§ **Listed records**
##########

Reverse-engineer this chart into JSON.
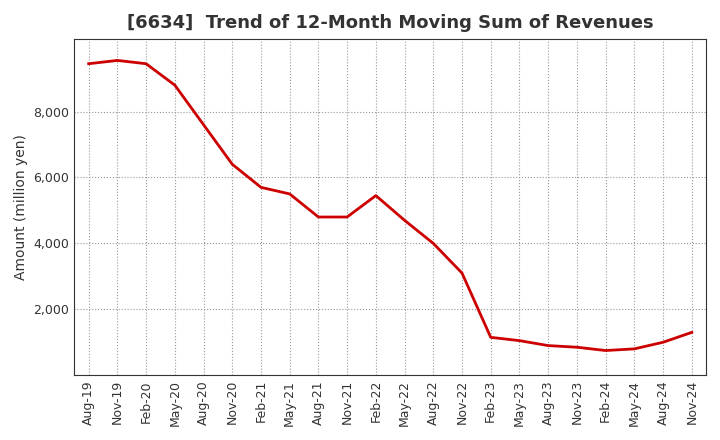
{
  "title": "[6634]  Trend of 12-Month Moving Sum of Revenues",
  "ylabel": "Amount (million yen)",
  "line_color": "#cc0000",
  "background_color": "#ffffff",
  "plot_bg_color": "#ffffff",
  "grid_color": "#999999",
  "x_labels": [
    "Aug-19",
    "Nov-19",
    "Feb-20",
    "May-20",
    "Aug-20",
    "Nov-20",
    "Feb-21",
    "May-21",
    "Aug-21",
    "Nov-21",
    "Feb-22",
    "May-22",
    "Aug-22",
    "Nov-22",
    "Feb-23",
    "May-23",
    "Aug-23",
    "Nov-23",
    "Feb-24",
    "May-24",
    "Aug-24",
    "Nov-24"
  ],
  "values": [
    9450,
    9550,
    9450,
    8800,
    7600,
    6400,
    5700,
    5500,
    4800,
    4800,
    5450,
    4700,
    4000,
    3100,
    1150,
    1050,
    900,
    850,
    750,
    800,
    1000,
    1300
  ],
  "ylim": [
    0,
    10200
  ],
  "yticks": [
    2000,
    4000,
    6000,
    8000
  ],
  "title_fontsize": 13,
  "label_fontsize": 10,
  "tick_fontsize": 9,
  "line_width": 2.0
}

##########

§ **Problem to work on**
Return the records exactly. Don't carry the pictures over.

§ **Output**
Reverse-engineer this chart into JSON.
{
  "title": "[6634]  Trend of 12-Month Moving Sum of Revenues",
  "ylabel": "Amount (million yen)",
  "line_color": "#cc0000",
  "background_color": "#ffffff",
  "plot_bg_color": "#ffffff",
  "grid_color": "#999999",
  "x_labels": [
    "Aug-19",
    "Nov-19",
    "Feb-20",
    "May-20",
    "Aug-20",
    "Nov-20",
    "Feb-21",
    "May-21",
    "Aug-21",
    "Nov-21",
    "Feb-22",
    "May-22",
    "Aug-22",
    "Nov-22",
    "Feb-23",
    "May-23",
    "Aug-23",
    "Nov-23",
    "Feb-24",
    "May-24",
    "Aug-24",
    "Nov-24"
  ],
  "values": [
    9450,
    9550,
    9450,
    8800,
    7600,
    6400,
    5700,
    5500,
    4800,
    4800,
    5450,
    4700,
    4000,
    3100,
    1150,
    1050,
    900,
    850,
    750,
    800,
    1000,
    1300
  ],
  "ylim": [
    0,
    10200
  ],
  "yticks": [
    2000,
    4000,
    6000,
    8000
  ],
  "title_fontsize": 13,
  "label_fontsize": 10,
  "tick_fontsize": 9,
  "line_width": 2.0
}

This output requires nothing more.